> **Dataset entries**
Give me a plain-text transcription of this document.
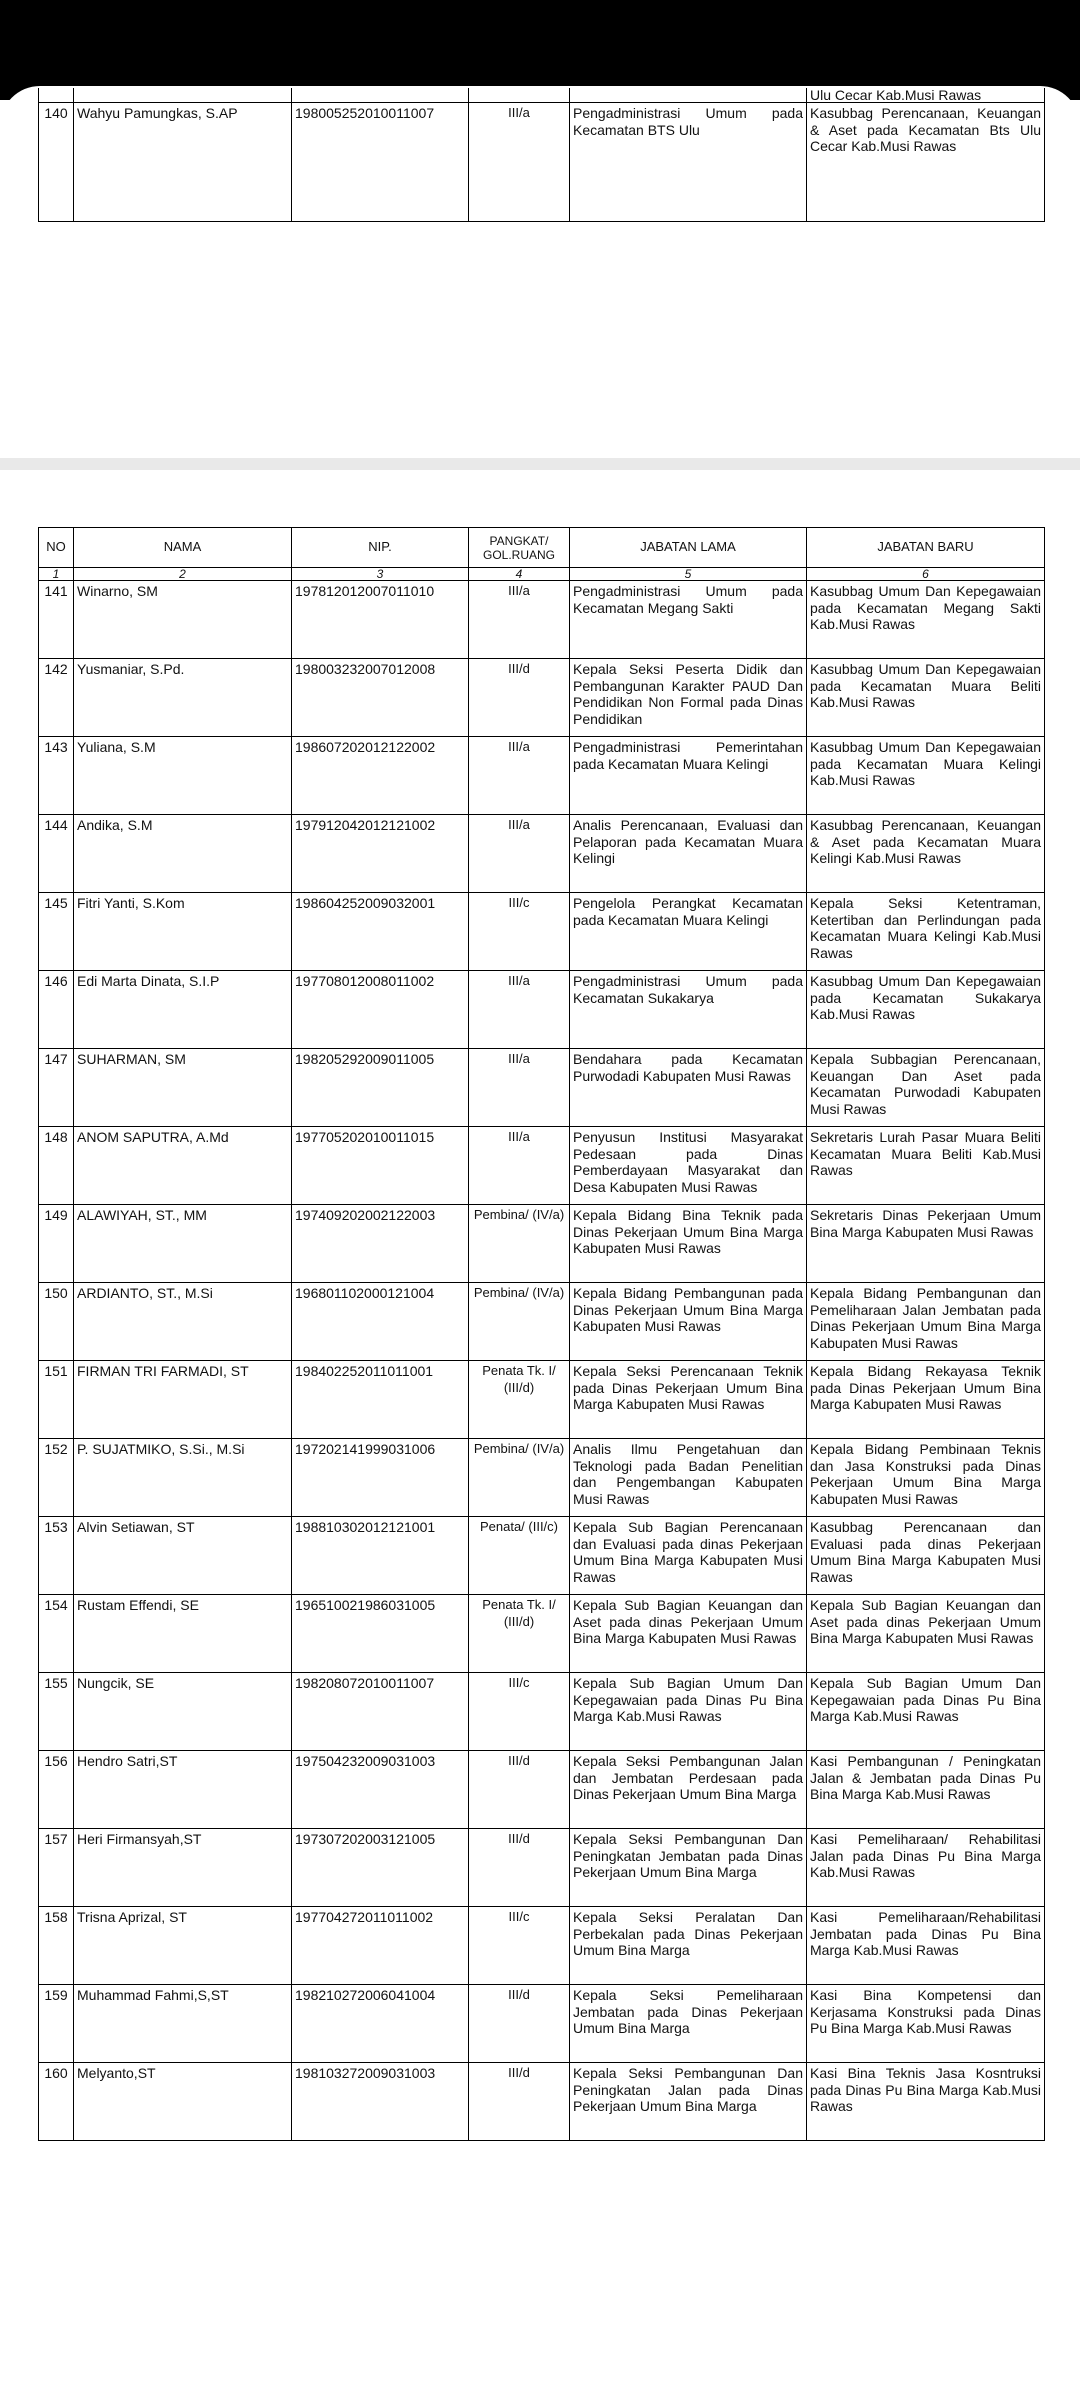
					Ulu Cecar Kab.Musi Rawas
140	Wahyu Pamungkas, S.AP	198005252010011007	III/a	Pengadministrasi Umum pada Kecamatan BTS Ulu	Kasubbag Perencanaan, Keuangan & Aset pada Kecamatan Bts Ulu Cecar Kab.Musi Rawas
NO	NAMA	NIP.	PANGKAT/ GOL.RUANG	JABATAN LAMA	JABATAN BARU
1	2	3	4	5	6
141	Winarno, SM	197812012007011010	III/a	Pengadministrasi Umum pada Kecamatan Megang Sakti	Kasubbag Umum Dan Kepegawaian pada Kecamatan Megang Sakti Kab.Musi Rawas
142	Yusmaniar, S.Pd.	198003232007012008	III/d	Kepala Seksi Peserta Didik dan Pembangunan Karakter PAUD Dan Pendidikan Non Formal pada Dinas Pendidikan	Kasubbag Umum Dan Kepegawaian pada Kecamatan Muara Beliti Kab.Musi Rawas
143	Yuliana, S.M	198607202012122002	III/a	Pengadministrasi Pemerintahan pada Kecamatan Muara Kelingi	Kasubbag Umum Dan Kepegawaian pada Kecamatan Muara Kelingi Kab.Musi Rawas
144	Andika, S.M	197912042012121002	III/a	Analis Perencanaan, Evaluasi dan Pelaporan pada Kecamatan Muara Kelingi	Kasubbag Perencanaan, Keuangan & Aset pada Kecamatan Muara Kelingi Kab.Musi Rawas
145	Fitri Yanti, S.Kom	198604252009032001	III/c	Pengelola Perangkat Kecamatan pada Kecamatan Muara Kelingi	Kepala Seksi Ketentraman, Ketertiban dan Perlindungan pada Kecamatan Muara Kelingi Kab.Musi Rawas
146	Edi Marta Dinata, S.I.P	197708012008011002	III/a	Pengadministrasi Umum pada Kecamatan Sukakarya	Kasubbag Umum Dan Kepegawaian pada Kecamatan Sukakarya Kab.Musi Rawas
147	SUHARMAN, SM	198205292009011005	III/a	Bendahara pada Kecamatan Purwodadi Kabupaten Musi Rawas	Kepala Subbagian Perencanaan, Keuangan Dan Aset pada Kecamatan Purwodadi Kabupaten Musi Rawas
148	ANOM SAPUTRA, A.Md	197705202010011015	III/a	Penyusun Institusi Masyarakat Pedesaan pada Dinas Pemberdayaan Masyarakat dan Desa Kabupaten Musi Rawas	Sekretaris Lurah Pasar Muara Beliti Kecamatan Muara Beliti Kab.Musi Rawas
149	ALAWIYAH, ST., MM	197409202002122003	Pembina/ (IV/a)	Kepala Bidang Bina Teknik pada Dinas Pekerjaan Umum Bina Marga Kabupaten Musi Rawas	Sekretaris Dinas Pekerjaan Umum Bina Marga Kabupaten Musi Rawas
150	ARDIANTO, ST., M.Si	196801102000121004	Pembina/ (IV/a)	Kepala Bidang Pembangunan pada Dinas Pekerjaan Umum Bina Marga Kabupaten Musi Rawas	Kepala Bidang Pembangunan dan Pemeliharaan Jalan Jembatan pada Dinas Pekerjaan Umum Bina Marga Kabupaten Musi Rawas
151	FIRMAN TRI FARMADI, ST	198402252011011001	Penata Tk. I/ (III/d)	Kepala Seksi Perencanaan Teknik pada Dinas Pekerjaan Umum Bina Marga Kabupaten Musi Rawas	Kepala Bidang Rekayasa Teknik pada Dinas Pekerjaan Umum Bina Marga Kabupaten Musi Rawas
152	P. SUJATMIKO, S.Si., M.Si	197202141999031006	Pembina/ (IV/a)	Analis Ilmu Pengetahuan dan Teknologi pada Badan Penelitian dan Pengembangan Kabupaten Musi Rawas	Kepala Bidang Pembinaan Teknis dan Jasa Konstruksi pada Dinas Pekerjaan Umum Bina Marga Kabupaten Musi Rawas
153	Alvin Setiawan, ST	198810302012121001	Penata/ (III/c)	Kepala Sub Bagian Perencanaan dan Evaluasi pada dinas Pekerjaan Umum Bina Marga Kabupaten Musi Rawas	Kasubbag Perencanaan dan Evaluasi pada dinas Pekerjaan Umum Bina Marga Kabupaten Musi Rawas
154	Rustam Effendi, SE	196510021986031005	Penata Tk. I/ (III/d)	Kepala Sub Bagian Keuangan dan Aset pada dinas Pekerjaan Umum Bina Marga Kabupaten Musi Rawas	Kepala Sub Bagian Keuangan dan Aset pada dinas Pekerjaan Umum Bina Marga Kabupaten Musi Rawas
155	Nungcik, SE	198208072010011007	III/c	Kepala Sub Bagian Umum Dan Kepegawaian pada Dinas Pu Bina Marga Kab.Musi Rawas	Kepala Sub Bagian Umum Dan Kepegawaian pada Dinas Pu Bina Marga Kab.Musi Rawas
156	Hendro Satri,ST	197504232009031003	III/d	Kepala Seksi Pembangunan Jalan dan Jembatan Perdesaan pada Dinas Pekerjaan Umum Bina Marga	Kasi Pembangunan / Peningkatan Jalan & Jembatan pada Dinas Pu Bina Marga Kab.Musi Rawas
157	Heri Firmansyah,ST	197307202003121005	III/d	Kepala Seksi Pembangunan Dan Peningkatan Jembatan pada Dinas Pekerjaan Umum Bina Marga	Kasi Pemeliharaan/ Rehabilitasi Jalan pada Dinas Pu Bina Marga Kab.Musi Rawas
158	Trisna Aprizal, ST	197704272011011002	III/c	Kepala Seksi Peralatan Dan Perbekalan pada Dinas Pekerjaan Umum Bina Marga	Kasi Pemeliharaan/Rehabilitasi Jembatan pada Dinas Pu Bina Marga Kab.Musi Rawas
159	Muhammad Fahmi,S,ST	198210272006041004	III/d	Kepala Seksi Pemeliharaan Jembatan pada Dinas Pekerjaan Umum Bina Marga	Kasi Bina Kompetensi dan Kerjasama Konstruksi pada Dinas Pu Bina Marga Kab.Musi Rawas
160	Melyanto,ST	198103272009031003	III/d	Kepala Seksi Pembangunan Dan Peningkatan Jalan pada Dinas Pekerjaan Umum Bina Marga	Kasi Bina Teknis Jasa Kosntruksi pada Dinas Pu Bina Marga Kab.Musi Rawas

==

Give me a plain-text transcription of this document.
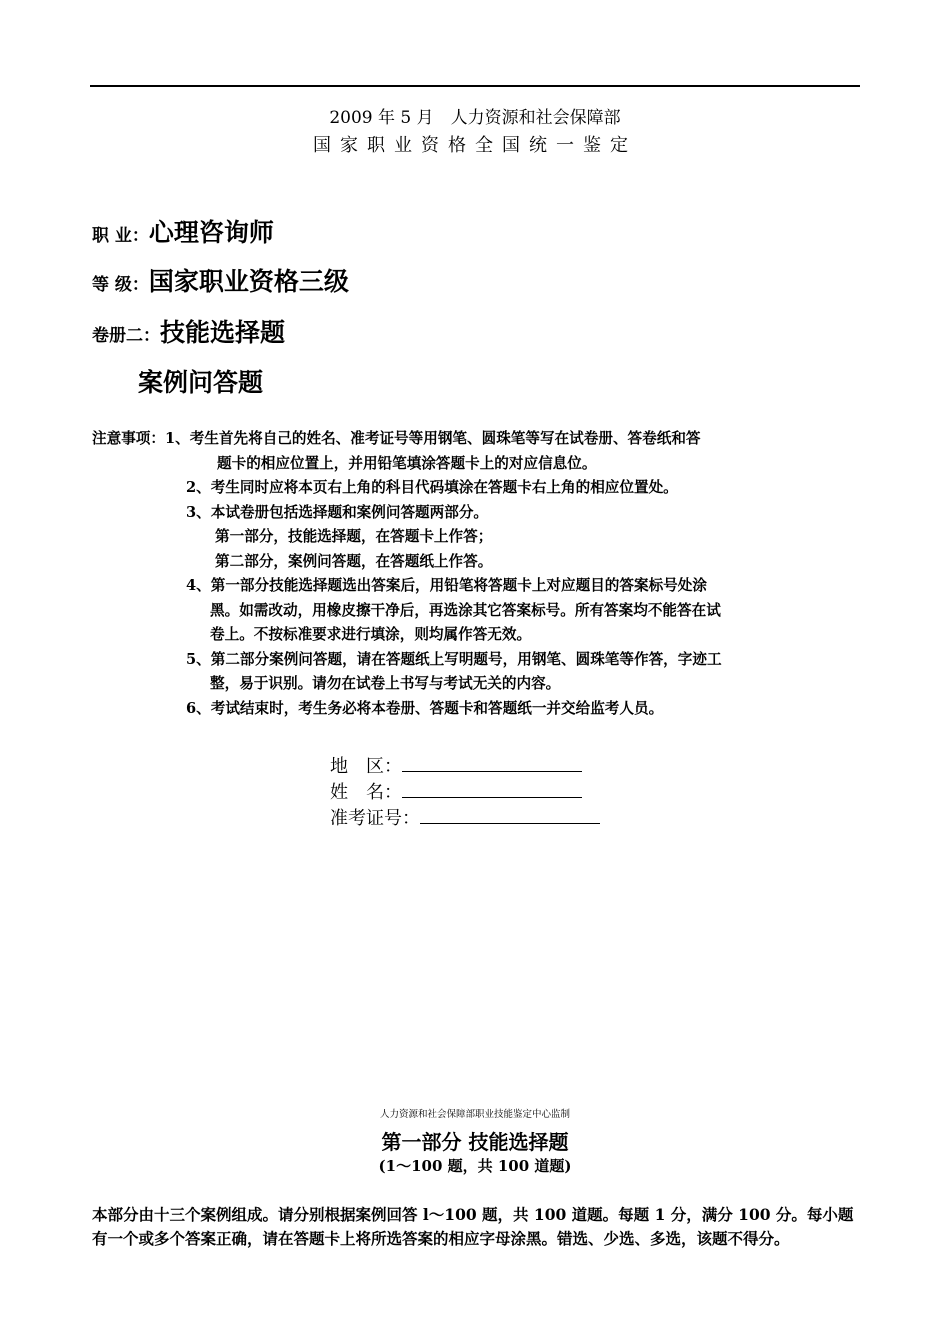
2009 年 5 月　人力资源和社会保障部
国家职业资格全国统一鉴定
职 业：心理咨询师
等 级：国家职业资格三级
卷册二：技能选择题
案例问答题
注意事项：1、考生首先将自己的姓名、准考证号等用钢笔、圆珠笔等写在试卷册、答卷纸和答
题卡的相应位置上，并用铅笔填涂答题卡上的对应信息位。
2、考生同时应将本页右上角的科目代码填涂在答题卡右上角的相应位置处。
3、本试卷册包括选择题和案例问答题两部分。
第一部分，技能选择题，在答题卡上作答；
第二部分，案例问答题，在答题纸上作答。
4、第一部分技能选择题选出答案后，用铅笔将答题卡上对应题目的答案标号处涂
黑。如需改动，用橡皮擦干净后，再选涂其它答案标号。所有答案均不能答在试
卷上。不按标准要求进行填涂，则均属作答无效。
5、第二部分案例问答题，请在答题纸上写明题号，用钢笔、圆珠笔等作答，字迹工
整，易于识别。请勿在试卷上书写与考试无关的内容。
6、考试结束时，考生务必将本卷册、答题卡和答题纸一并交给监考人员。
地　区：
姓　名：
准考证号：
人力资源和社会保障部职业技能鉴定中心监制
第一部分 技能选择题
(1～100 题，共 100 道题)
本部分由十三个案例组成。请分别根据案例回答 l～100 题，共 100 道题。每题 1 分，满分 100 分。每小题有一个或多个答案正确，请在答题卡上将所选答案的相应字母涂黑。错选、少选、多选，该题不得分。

* * *

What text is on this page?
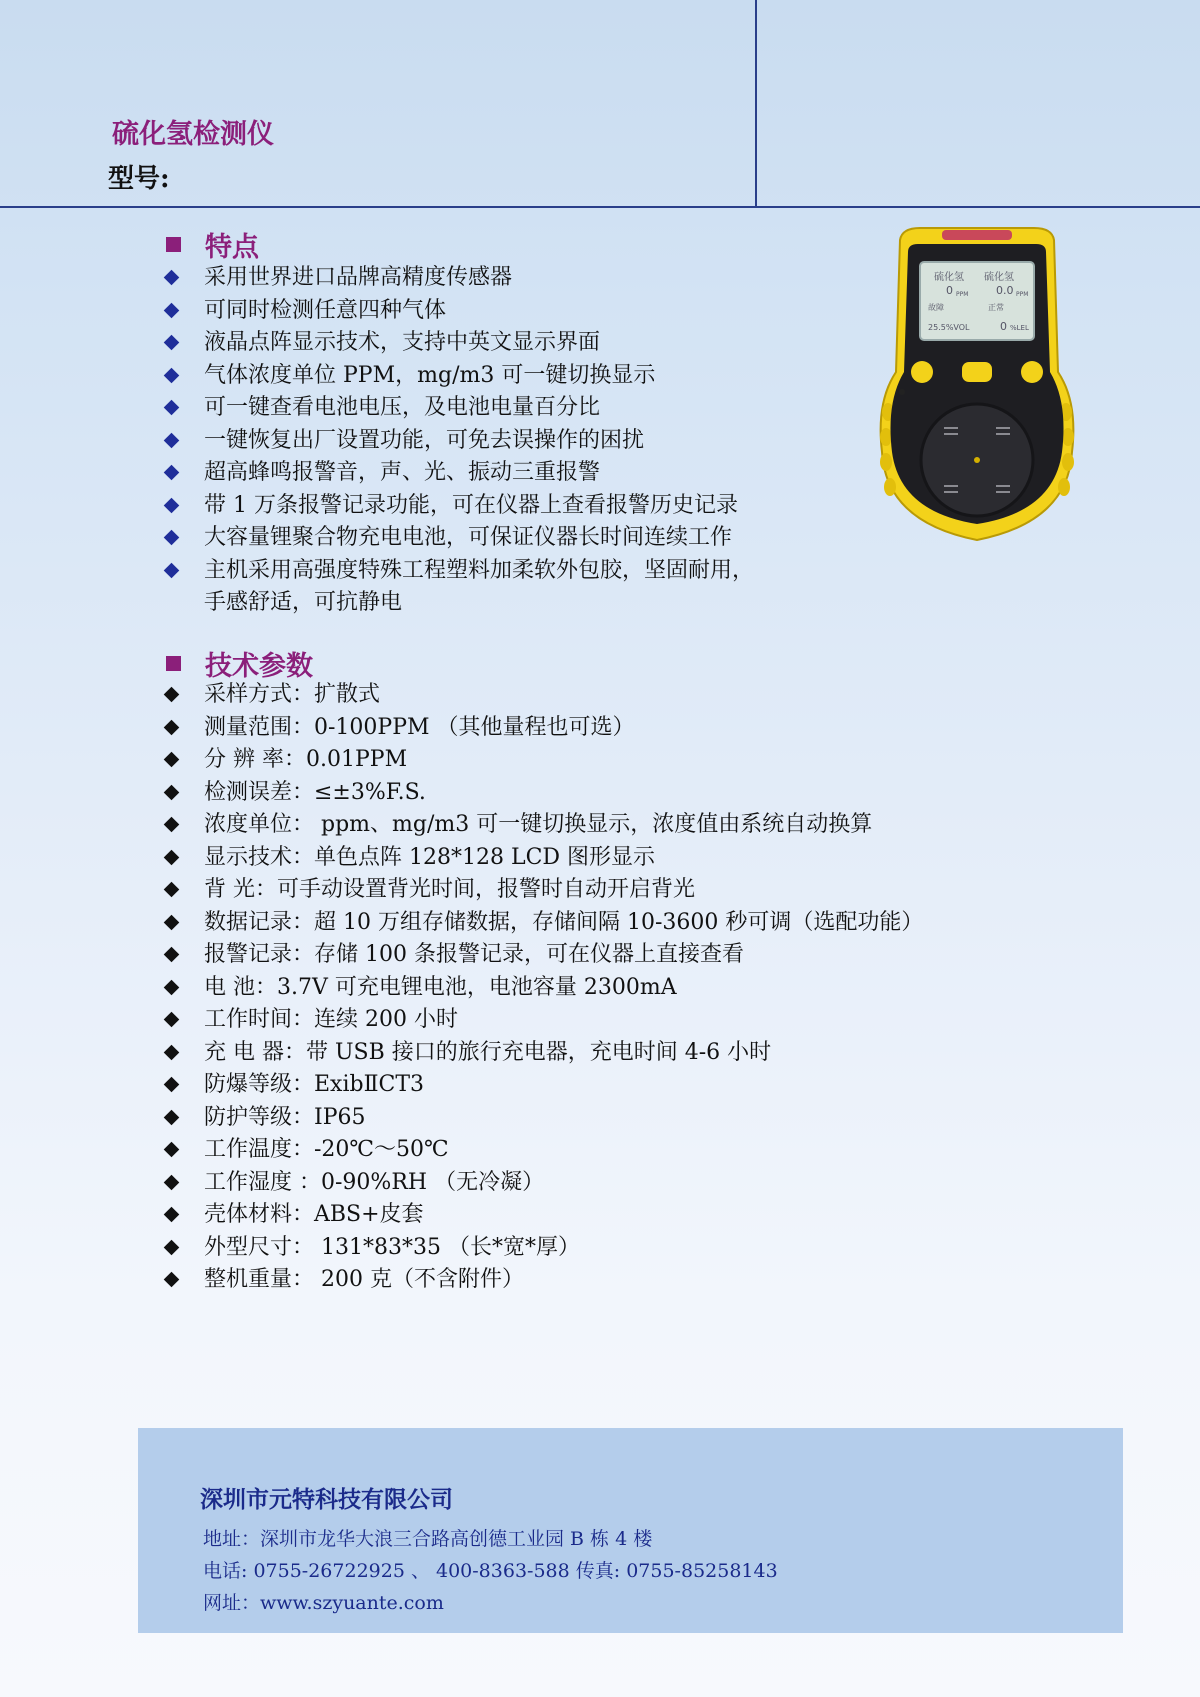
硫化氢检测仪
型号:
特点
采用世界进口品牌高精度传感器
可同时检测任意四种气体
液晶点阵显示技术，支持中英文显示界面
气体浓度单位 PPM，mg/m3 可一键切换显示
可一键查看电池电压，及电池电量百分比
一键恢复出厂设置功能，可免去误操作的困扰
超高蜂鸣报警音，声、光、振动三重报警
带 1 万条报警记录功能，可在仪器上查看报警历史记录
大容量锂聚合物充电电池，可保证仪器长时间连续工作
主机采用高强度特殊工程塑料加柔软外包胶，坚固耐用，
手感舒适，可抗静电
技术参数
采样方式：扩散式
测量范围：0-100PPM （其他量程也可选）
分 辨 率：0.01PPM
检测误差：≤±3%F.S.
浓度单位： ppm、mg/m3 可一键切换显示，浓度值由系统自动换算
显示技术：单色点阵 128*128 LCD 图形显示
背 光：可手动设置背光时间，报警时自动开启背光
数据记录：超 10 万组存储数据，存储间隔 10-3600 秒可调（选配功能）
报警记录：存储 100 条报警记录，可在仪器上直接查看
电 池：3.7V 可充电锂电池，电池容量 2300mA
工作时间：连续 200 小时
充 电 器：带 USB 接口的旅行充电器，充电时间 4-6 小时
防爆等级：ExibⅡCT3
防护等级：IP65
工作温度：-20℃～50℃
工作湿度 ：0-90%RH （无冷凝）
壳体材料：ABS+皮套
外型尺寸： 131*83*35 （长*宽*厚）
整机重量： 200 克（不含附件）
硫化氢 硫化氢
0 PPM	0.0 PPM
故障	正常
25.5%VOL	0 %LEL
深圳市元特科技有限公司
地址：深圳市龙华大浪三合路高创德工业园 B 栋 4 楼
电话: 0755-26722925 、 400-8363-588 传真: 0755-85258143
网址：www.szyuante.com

> **What is expected**
Tally up the lines in the preceding listing that contain the string "Sekretaris". Respond with the number and nothing else.

> **Solved problem**
2